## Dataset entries
--- BEGIN ---
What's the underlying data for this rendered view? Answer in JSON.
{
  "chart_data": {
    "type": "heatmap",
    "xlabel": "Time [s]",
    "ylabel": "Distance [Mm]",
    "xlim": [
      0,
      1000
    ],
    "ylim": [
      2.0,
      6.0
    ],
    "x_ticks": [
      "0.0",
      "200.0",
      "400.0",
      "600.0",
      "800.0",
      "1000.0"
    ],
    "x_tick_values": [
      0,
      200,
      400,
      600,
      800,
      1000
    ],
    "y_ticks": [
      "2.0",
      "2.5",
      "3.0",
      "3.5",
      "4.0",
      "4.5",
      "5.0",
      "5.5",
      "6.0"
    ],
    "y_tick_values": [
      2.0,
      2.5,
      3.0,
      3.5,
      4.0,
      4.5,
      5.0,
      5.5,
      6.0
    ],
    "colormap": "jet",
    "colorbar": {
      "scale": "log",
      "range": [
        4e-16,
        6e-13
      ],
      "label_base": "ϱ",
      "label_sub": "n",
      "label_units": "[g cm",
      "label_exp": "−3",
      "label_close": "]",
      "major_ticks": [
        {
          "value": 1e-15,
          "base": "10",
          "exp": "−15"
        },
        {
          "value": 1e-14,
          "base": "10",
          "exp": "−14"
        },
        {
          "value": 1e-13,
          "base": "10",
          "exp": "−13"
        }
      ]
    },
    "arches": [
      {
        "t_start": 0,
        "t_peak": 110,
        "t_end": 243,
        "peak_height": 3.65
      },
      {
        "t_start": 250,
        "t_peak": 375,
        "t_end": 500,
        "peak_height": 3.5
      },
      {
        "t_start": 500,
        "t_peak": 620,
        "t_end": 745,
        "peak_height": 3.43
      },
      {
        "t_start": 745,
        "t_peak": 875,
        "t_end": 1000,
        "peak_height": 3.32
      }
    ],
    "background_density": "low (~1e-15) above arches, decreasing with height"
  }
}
--- END ---
## WHAT THE TASK REQUIRES
Repeat the preceding lines exactly, please, every one of them.

## EXERCISE OUTPUT
What's the underlying data for this rendered view? Answer in JSON.
{
  "chart_data": {
    "type": "heatmap",
    "xlabel": "Time [s]",
    "ylabel": "Distance [Mm]",
    "xlim": [
      0,
      1000
    ],
    "ylim": [
      2.0,
      6.0
    ],
    "x_ticks": [
      "0.0",
      "200.0",
      "400.0",
      "600.0",
      "800.0",
      "1000.0"
    ],
    "x_tick_values": [
      0,
      200,
      400,
      600,
      800,
      1000
    ],
    "y_ticks": [
      "2.0",
      "2.5",
      "3.0",
      "3.5",
      "4.0",
      "4.5",
      "5.0",
      "5.5",
      "6.0"
    ],
    "y_tick_values": [
      2.0,
      2.5,
      3.0,
      3.5,
      4.0,
      4.5,
      5.0,
      5.5,
      6.0
    ],
    "colormap": "jet",
    "colorbar": {
      "scale": "log",
      "range": [
        4e-16,
        6e-13
      ],
      "label_base": "ϱ",
      "label_sub": "n",
      "label_units": "[g cm",
      "label_exp": "−3",
      "label_close": "]",
      "major_ticks": [
        {
          "value": 1e-15,
          "base": "10",
          "exp": "−15"
        },
        {
          "value": 1e-14,
          "base": "10",
          "exp": "−14"
        },
        {
          "value": 1e-13,
          "base": "10",
          "exp": "−13"
        }
      ]
    },
    "arches": [
      {
        "t_start": 0,
        "t_peak": 110,
        "t_end": 243,
        "peak_height": 3.65
      },
      {
        "t_start": 250,
        "t_peak": 375,
        "t_end": 500,
        "peak_height": 3.5
      },
      {
        "t_start": 500,
        "t_peak": 620,
        "t_end": 745,
        "peak_height": 3.43
      },
      {
        "t_start": 745,
        "t_peak": 875,
        "t_end": 1000,
        "peak_height": 3.32
      }
    ],
    "background_density": "low (~1e-15) above arches, decreasing with height"
  }
}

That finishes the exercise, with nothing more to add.